Instructions to follow »
In the records, from the start through the line containing "- box-plots: 0.", swap every "mean-label" for "average-label" and give those lines again with nothing else changed.

Entries from a dataset:
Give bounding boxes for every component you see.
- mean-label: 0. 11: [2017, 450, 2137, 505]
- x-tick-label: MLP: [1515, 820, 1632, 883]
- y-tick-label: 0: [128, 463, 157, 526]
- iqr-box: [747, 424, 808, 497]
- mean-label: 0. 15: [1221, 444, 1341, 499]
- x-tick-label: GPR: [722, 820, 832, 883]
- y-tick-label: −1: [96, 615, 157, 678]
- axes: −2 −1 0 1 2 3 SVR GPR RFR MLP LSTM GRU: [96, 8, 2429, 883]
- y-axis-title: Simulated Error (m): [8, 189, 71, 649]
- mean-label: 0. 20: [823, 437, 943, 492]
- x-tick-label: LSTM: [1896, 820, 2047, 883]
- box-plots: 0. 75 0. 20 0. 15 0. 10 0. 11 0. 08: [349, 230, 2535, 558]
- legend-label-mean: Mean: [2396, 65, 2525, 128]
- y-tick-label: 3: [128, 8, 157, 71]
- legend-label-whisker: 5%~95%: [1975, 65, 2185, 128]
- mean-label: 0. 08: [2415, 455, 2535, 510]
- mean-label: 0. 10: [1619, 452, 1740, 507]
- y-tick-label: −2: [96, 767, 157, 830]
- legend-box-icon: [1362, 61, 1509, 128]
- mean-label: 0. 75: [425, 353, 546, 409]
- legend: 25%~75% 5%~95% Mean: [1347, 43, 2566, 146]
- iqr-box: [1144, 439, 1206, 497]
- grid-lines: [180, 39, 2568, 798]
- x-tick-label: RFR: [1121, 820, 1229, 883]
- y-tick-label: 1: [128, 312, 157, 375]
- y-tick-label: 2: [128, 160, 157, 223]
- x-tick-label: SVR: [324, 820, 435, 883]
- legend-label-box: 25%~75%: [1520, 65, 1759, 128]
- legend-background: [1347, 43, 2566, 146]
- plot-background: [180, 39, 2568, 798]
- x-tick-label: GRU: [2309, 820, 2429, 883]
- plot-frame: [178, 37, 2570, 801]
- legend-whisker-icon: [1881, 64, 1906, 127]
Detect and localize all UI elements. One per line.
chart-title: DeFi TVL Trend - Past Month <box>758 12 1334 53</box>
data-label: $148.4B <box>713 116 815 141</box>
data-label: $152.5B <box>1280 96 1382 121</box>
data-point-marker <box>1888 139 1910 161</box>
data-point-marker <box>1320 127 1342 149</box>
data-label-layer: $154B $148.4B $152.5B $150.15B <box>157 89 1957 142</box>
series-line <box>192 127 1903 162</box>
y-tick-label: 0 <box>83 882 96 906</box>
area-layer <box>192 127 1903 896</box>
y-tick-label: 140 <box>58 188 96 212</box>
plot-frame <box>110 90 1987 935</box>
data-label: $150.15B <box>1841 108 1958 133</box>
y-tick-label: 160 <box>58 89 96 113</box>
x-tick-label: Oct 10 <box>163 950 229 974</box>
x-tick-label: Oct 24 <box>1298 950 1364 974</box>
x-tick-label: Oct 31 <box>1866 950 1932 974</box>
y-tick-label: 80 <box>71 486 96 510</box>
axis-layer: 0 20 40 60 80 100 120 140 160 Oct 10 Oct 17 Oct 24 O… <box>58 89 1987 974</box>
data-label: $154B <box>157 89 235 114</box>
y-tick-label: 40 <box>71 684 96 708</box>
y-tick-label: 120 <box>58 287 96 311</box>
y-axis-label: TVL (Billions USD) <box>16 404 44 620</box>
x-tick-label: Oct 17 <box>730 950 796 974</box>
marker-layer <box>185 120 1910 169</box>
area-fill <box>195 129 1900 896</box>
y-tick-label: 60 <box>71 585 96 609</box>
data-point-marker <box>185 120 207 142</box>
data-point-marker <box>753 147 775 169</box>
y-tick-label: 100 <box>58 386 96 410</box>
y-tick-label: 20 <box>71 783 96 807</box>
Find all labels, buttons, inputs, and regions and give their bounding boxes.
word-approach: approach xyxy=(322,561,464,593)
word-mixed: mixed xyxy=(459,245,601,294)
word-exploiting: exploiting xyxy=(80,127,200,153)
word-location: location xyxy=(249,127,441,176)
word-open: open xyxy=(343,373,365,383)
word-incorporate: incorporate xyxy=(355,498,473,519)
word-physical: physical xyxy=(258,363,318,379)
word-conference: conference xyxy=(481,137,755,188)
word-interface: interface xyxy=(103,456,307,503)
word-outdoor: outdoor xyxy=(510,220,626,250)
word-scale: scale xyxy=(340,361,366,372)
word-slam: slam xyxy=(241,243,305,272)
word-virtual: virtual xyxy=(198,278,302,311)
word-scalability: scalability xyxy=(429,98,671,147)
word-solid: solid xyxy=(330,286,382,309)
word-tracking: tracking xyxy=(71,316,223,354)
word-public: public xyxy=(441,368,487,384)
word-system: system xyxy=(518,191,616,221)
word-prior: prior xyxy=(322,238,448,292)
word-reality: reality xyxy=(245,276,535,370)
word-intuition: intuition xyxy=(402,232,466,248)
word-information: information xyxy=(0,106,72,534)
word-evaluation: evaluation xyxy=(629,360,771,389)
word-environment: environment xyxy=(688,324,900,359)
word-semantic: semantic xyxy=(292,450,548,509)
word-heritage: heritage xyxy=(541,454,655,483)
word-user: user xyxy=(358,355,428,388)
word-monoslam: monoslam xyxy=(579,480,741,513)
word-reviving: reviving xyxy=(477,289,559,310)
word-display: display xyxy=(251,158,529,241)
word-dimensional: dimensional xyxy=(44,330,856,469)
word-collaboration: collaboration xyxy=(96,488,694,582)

Solution to this task »
Give bounding boxes for every component you see.
- average-label: 0. 11: [2017, 450, 2137, 505]
- x-tick-label: MLP: [1515, 820, 1632, 883]
- y-tick-label: 0: [128, 463, 157, 526]
- iqr-box: [747, 424, 808, 497]
- average-label: 0. 15: [1221, 444, 1341, 499]
- x-tick-label: GPR: [722, 820, 832, 883]
- y-tick-label: −1: [96, 615, 157, 678]
- axes: −2 −1 0 1 2 3 SVR GPR RFR MLP LSTM GRU: [96, 8, 2429, 883]
- y-axis-title: Simulated Error (m): [8, 189, 71, 649]
- average-label: 0. 20: [823, 437, 943, 492]
- x-tick-label: LSTM: [1896, 820, 2047, 883]
- box-plots: 0. 75 0. 20 0. 15 0. 10 0. 11 0. 08: [349, 230, 2535, 558]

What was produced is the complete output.